### Dataset:
────────────────

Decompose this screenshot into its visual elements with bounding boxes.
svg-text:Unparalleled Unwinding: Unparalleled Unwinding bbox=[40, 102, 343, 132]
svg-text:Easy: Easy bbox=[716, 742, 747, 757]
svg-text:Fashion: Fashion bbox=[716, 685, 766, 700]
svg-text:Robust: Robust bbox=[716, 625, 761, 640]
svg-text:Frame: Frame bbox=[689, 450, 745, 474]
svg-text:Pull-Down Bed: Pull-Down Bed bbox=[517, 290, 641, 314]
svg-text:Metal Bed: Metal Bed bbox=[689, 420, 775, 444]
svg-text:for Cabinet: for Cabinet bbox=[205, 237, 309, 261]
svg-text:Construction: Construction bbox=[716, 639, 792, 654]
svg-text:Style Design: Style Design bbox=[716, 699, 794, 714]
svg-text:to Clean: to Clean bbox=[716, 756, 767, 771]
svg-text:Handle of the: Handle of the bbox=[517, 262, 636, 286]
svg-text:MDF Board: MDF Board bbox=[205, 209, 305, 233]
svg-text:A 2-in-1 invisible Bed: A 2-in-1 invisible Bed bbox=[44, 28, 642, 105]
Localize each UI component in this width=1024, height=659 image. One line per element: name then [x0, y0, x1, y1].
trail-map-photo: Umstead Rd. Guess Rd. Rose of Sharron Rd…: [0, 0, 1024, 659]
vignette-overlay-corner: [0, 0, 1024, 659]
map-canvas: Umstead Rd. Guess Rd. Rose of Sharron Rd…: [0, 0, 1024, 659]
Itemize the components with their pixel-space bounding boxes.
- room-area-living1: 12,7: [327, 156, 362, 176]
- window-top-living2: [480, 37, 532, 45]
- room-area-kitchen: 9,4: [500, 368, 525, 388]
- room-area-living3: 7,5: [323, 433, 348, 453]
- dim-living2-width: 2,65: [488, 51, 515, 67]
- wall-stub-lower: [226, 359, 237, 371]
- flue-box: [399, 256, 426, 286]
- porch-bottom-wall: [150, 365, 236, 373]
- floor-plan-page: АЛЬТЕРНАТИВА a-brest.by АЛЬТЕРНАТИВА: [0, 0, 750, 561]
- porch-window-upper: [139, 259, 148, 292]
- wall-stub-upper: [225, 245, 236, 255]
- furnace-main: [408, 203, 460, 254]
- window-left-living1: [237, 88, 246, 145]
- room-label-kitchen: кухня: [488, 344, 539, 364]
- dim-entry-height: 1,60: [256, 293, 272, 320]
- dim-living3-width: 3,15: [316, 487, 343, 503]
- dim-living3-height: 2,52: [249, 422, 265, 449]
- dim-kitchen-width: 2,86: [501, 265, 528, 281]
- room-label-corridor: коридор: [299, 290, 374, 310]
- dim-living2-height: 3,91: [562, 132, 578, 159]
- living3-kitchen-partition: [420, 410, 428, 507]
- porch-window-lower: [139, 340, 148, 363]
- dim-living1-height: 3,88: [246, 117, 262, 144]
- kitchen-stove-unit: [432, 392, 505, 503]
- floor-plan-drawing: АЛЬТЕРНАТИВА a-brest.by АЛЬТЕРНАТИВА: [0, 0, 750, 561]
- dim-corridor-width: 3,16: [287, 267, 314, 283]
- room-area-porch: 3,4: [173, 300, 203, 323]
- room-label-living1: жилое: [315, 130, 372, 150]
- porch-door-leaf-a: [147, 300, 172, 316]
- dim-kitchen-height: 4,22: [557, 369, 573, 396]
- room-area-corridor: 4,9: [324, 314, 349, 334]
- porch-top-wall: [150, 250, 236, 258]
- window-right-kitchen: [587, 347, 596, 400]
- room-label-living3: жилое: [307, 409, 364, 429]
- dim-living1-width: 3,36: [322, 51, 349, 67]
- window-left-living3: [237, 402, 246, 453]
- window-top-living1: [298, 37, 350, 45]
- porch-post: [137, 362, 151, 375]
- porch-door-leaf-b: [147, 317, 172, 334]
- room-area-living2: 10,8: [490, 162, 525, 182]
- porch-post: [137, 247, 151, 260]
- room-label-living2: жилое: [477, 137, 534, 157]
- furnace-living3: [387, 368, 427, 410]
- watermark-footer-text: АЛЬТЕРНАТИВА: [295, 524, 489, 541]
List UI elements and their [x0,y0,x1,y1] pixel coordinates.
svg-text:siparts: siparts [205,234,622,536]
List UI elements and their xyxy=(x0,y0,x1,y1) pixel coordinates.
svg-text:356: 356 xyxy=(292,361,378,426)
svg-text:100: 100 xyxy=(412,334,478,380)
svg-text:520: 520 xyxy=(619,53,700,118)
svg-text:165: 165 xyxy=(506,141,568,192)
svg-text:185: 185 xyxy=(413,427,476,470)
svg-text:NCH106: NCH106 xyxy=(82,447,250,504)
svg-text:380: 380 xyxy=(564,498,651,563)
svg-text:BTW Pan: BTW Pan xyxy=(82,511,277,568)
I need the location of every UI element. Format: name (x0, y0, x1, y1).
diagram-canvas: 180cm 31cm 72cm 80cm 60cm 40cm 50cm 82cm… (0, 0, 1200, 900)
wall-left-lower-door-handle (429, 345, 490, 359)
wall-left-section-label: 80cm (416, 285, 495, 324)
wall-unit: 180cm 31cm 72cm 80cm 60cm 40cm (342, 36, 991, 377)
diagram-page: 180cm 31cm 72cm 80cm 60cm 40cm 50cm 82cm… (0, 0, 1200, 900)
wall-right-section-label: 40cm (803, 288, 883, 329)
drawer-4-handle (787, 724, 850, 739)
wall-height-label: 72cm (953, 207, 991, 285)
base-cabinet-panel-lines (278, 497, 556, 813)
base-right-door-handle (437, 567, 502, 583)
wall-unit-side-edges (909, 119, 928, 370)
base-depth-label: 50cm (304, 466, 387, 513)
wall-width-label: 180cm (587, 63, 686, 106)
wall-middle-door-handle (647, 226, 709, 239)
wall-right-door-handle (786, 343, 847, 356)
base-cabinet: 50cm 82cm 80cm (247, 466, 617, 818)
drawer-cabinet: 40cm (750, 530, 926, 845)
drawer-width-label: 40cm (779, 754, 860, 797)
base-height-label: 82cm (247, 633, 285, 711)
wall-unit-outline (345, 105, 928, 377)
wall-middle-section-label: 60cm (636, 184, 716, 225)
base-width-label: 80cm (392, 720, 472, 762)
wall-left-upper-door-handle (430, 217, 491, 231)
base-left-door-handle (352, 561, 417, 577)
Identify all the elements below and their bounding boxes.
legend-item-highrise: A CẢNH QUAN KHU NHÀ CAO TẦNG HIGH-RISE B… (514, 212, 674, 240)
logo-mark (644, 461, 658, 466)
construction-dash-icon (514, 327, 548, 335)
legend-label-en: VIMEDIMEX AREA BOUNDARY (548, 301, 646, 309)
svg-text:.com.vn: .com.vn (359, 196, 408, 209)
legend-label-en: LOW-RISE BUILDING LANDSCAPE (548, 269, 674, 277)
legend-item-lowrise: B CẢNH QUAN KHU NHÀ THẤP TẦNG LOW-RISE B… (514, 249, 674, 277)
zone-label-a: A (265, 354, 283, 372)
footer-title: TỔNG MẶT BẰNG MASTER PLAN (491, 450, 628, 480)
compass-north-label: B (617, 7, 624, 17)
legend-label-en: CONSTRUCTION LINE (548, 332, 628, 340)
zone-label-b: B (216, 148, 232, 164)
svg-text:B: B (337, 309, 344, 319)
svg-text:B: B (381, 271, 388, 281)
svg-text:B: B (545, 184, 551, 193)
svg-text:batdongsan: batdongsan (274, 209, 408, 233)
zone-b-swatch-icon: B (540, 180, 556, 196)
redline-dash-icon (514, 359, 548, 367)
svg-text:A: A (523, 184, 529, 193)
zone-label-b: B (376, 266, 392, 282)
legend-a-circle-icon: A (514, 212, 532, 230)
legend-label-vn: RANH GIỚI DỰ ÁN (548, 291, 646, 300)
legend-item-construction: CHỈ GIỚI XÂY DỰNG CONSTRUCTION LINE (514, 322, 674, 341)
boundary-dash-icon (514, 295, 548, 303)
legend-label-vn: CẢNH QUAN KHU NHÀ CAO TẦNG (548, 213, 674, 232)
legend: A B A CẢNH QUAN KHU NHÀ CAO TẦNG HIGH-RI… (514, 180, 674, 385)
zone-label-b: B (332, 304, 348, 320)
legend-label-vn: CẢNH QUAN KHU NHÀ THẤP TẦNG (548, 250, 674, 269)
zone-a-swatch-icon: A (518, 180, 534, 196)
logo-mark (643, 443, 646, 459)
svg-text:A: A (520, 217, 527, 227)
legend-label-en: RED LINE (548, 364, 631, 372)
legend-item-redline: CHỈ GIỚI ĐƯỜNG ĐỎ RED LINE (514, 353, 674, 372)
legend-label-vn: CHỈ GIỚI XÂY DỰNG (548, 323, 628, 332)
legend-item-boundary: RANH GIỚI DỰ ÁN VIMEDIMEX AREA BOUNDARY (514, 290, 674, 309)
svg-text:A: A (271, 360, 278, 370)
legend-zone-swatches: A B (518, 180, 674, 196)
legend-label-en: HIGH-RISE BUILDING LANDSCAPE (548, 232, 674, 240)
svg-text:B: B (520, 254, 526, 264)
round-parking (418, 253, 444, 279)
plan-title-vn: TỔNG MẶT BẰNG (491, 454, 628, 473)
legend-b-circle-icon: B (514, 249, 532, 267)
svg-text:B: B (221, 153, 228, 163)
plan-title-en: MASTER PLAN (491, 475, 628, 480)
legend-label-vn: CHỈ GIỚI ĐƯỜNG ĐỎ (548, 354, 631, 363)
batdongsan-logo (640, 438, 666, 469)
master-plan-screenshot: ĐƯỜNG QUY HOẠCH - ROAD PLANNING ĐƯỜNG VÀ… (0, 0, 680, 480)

────────────────

### Work instructions:
List every line of the records above that contains the string "TỔNG", matching its case exactly.

### Response to this task:
footer-title: TỔNG MẶT BẰNG MASTER PLAN (491, 450, 628, 480)
plan-title-vn: TỔNG MẶT BẰNG (491, 454, 628, 473)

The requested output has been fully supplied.